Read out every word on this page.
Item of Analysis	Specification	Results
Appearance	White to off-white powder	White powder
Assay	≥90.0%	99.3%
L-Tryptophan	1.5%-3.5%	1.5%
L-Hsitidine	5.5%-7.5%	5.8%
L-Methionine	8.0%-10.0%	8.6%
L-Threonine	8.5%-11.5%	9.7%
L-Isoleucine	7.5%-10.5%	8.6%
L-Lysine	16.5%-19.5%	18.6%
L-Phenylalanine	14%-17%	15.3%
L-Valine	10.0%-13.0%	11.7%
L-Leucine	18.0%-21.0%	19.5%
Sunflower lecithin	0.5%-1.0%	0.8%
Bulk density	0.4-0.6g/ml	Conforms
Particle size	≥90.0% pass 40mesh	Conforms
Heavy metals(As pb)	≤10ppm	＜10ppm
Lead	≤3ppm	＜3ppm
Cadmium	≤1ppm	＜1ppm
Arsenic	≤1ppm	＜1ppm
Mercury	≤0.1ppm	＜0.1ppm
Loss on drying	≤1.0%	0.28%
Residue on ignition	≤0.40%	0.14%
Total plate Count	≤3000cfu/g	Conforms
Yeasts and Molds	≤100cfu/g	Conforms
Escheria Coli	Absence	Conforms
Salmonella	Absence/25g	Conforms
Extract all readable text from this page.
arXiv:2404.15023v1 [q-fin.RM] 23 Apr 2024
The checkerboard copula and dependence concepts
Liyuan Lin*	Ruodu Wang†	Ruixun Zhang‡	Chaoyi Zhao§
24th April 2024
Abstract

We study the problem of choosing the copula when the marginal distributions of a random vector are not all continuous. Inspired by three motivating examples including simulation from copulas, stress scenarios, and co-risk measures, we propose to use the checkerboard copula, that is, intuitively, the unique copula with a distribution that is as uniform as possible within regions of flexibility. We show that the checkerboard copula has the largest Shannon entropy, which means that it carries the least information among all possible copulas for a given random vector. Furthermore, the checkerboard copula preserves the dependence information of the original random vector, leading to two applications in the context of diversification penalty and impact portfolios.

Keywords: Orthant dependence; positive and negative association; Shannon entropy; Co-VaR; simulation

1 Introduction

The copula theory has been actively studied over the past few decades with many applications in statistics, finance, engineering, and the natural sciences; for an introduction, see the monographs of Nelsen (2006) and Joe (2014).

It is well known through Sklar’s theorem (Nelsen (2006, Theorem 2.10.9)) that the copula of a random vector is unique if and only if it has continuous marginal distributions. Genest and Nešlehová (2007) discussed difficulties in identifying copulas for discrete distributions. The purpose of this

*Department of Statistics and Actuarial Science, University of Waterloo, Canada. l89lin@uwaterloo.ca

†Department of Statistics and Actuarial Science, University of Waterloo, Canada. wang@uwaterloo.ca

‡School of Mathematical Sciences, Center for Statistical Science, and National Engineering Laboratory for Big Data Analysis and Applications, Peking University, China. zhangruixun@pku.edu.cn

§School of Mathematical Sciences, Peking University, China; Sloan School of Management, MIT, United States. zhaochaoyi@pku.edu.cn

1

■ **Exercise directions**: Return all lines of the material above in which "Absence" occurs.

■ **Solution below**:
Escheria Coli	Absence	Conforms
Salmonella	Absence/25g	Conforms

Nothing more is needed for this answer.